■ Given problem: Copy the lines word for word, from the line with "1287, 518, 1307]" up to and including the line with "1003, 516, 1017]".

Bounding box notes
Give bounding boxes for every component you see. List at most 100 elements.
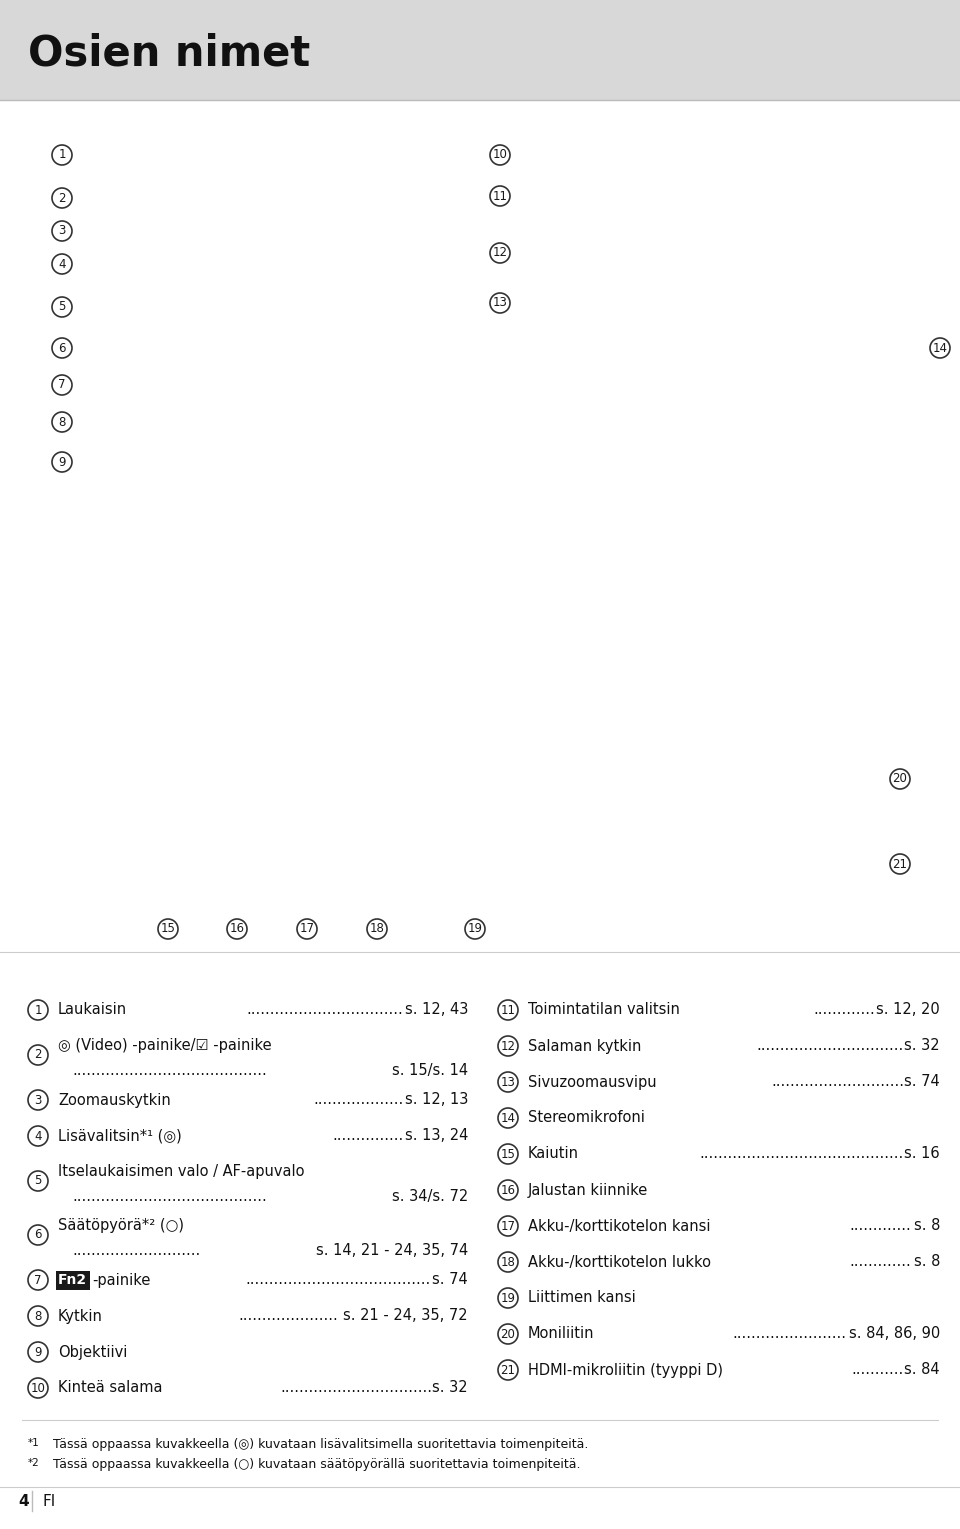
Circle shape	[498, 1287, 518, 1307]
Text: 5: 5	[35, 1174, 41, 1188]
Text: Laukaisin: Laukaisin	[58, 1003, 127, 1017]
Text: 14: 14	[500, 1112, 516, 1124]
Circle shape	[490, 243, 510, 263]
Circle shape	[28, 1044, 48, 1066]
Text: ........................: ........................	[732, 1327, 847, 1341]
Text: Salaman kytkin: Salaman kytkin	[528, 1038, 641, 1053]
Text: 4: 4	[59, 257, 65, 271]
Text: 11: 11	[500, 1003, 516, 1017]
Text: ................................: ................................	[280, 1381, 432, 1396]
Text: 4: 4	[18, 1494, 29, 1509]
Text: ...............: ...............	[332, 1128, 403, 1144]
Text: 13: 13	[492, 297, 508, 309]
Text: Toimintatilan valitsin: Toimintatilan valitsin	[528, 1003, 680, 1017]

■ Expected output:
Circle shape	[498, 1287, 518, 1307]
Text: 5: 5	[35, 1174, 41, 1188]
Text: Laukaisin: Laukaisin	[58, 1003, 127, 1017]
Text: 14: 14	[500, 1112, 516, 1124]
Circle shape	[490, 243, 510, 263]
Circle shape	[28, 1044, 48, 1066]
Text: ........................: ........................	[732, 1327, 847, 1341]
Text: Salaman kytkin: Salaman kytkin	[528, 1038, 641, 1053]
Text: 4: 4	[59, 257, 65, 271]
Text: 11: 11	[500, 1003, 516, 1017]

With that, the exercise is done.